▶ 課題
次の抜粋から、「と、浜田内閣官房参与を糾弾し」で始まり「中央公論』は特集しています。」まで続く部分を、一字も変えずに書き写してください。

▶ 抜粋
----------------

韓国の未来には厳しいものがあるとし、韓国にとっての二つの選択肢を、渡邉哲也・経済評論家「『蝙蝠外交』がもたらす
経済損失」『Voice』が比較・検討しています。現在の事態は、米中への「蝙蝠外交」がもたらした結果なのです。選択
肢の一は、慰安婦合意の順守、THAAD(高高度防衛ミサイル)の早期導入による日米との関係を基軸とした体制、その二
は、慰安婦合意・THAAD導入を反故にしての中国との関係を基軸とした体制、です。一であれば、中国の「制裁」を招
き、二では通貨金融面で大きなダメージを受け、どちらもいばらの道になる、と予想しています。
菊池英博・経済アナリスト「浜田宏一君は内閣参与を辞任せよ」『文藝春秋』は、「デフレ解消のために一定以上の金融緩
和をしても効果がないことはすでに世界の常識なのです。アベノミクスを支えた理論の信用性はすでに崩れ去っている」、
「財政政策がまったく視野に入っていなかったというのは驚くべきこと」、「政策を主導した一人として責任を取るべき」
と、浜田内閣官房参与を糾弾しています。「金融一本槍だった方法論を『財政主導・金融フォロー』に修正すべき」と提唱し
ています。
ふるさと納税制度のもと、寄付すれば返礼品がもらえ、寄付された自治体は収入増となりますが、「そのツケはいったいど
こに回っているのか」との問題意識から、「ふるさと納税の本末転倒」を『中央公論』は特集しています。

----------------

▶ 資料
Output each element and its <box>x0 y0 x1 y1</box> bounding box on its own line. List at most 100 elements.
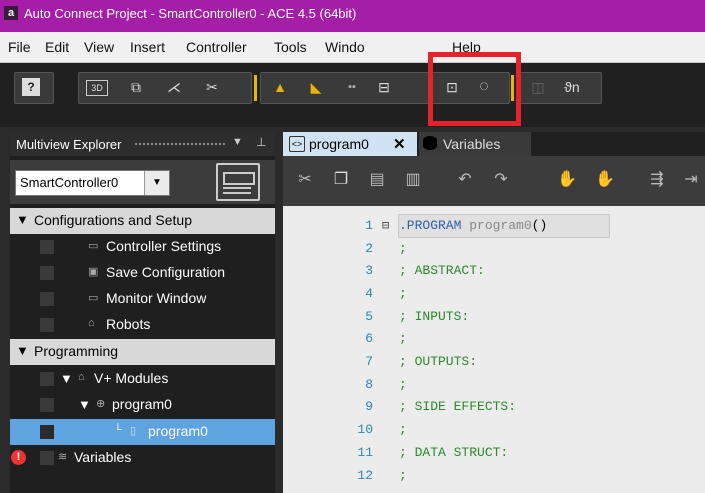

----------------

▶ 解答
と、浜田内閣官房参与を糾弾しています。「金融一本槍だった方法論を『財政主導・金融フォロー』に修正すべき」と提唱し
ています。
ふるさと納税制度のもと、寄付すれば返礼品がもらえ、寄付された自治体は収入増となりますが、「そのツケはいったいど
こに回っているのか」との問題意識から、「ふるさと納税の本末転倒」を『中央公論』は特集しています。